Short problem >> In your copy, reproduce the entries exactly as they are, minus the images.

(Entries taken from a collection)
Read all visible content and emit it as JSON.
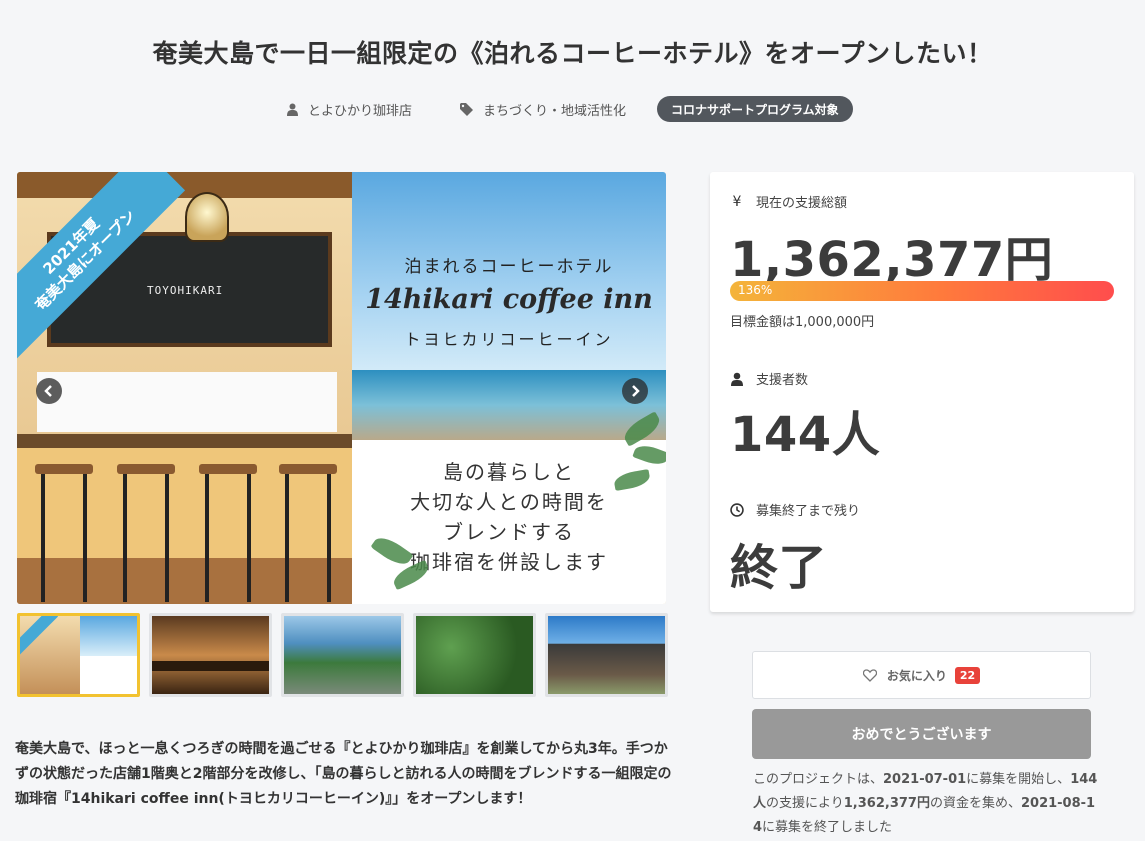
{
  "project": {
    "title": "奄美大島で一日一組限定の《泊れるコーヒーホテル》をオープンしたい！",
    "owner": "とよひかり珈琲店",
    "category": "まちづくり・地域活性化",
    "badge": "コロナサポートプログラム対象"
  },
  "hero": {
    "ribbon_line1": "2021年夏",
    "ribbon_line2": "奄美大島にオープン",
    "subtitle": "泊まれるコーヒーホテル",
    "name": "14hikari coffee inn",
    "kana": "トヨヒカリコーヒーイン",
    "tagline": [
      "島の暮らしと",
      "大切な人との時間を",
      "ブレンドする",
      "珈琲宿を併設します"
    ],
    "chalkboard": "TOYOHIKARI",
    "prev_icon": "chevron-left-icon",
    "next_icon": "chevron-right-icon"
  },
  "thumbnails": [
    {
      "name": "thumb-poster",
      "active": true
    },
    {
      "name": "thumb-cafe-interior",
      "active": false
    },
    {
      "name": "thumb-island-view",
      "active": false
    },
    {
      "name": "thumb-coffee-seedlings",
      "active": false
    },
    {
      "name": "thumb-old-house",
      "active": false
    }
  ],
  "description": "奄美大島で、ほっと一息くつろぎの時間を過ごせる『とよひかり珈琲店』を創業してから丸3年。手つかずの状態だった店舗1階奥と2階部分を改修し、「島の暮らしと訪れる人の時間をブレンドする一組限定の珈琲宿『14hikari coffee inn(トヨヒカリコーヒーイン)』」をオープンします！",
  "stats": {
    "total_label": "現在の支援総額",
    "total_icon": "¥",
    "total_value": "1,362,377円",
    "progress_percent": 136,
    "progress_label": "136%",
    "goal_text": "目標金額は1,000,000円",
    "backers_label": "支援者数",
    "backers_value": "144人",
    "remaining_label": "募集終了まで残り",
    "remaining_value": "終了"
  },
  "actions": {
    "favorite_label": "お気に入り",
    "favorite_count": "22",
    "congrats_label": "おめでとうございます"
  },
  "summary": {
    "p1": "このプロジェクトは、",
    "start_date": "2021-07-01",
    "p2": "に募集を開始し、",
    "backers": "144人",
    "p3": "の支援により",
    "amount": "1,362,377円",
    "p4": "の資金を集め、",
    "end_date": "2021-08-14",
    "p5": "に募集を終了しました"
  },
  "colors": {
    "accent": "#ff4d4d",
    "badge_bg": "#52575d",
    "ribbon": "#45a9d6",
    "thumb_active": "#f2c230",
    "fav_count_bg": "#e8423a",
    "disabled_button": "#999999"
  }
}
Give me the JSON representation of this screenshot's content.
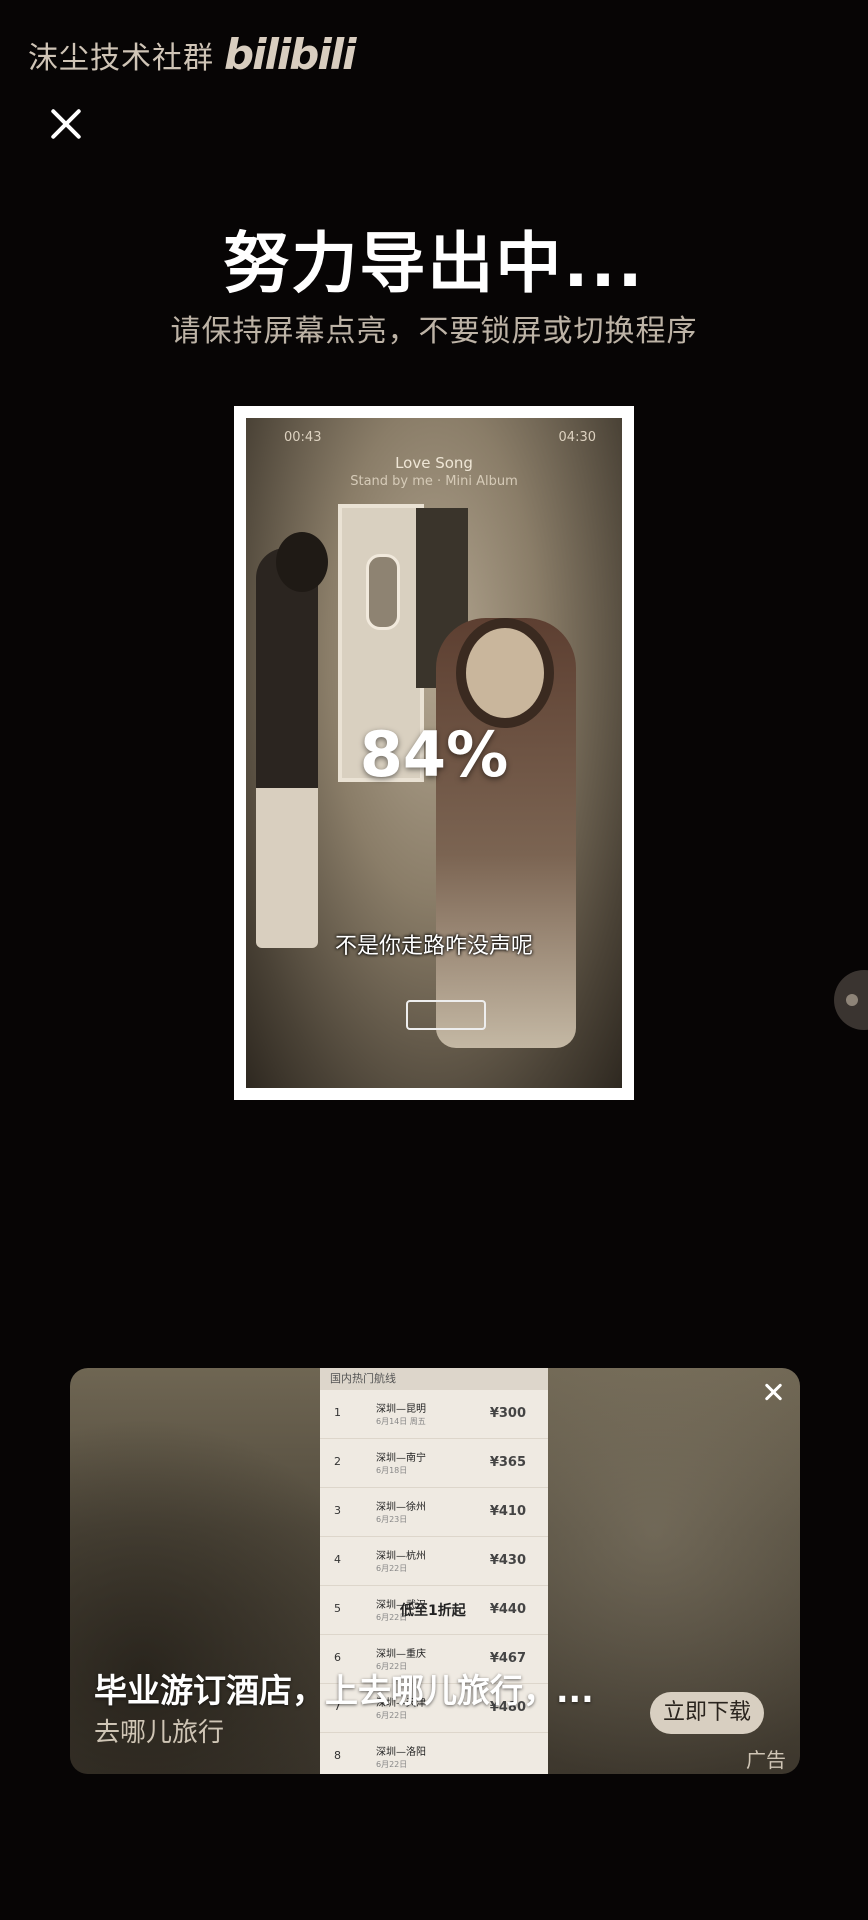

Written response >>
Read all visible content and emit it as JSON.
{
  "project": {
    "title": "奄美大島で一日一組限定の《泊れるコーヒーホテル》をオープンしたい！",
    "owner": "とよひかり珈琲店",
    "category": "まちづくり・地域活性化",
    "badge": "コロナサポートプログラム対象"
  },
  "hero": {
    "ribbon_line1": "2021年夏",
    "ribbon_line2": "奄美大島にオープン",
    "subtitle": "泊まれるコーヒーホテル",
    "name": "14hikari coffee inn",
    "kana": "トヨヒカリコーヒーイン",
    "tagline": [
      "島の暮らしと",
      "大切な人との時間を",
      "ブレンドする",
      "珈琲宿を併設します"
    ],
    "chalkboard": "TOYOHIKARI",
    "prev_icon": "chevron-left-icon",
    "next_icon": "chevron-right-icon"
  },
  "thumbnails": [
    {
      "name": "thumb-poster",
      "active": true
    },
    {
      "name": "thumb-cafe-interior",
      "active": false
    },
    {
      "name": "thumb-island-view",
      "active": false
    },
    {
      "name": "thumb-coffee-seedlings",
      "active": false
    },
    {
      "name": "thumb-old-house",
      "active": false
    }
  ],
  "description": "奄美大島で、ほっと一息くつろぎの時間を過ごせる『とよひかり珈琲店』を創業してから丸3年。手つかずの状態だった店舗1階奥と2階部分を改修し、「島の暮らしと訪れる人の時間をブレンドする一組限定の珈琲宿『14hikari coffee inn(トヨヒカリコーヒーイン)』」をオープンします！",
  "stats": {
    "total_label": "現在の支援総額",
    "total_icon": "¥",
    "total_value": "1,362,377円",
    "progress_percent": 136,
    "progress_label": "136%",
    "goal_text": "目標金額は1,000,000円",
    "backers_label": "支援者数",
    "backers_value": "144人",
    "remaining_label": "募集終了まで残り",
    "remaining_value": "終了"
  },
  "actions": {
    "favorite_label": "お気に入り",
    "favorite_count": "22",
    "congrats_label": "おめでとうございます"
  },
  "summary": {
    "p1": "このプロジェクトは、",
    "start_date": "2021-07-01",
    "p2": "に募集を開始し、",
    "backers": "144人",
    "p3": "の支援により",
    "amount": "1,362,377円",
    "p4": "の資金を集め、",
    "end_date": "2021-08-14",
    "p5": "に募集を終了しました"
  },
  "colors": {
    "accent": "#ff4d4d",
    "badge_bg": "#52575d",
    "ribbon": "#45a9d6",
    "thumb_active": "#f2c230",
    "fav_count_bg": "#e8423a",
    "disabled_button": "#999999"
  }
}
Give me the JSON representation of this screenshot's content.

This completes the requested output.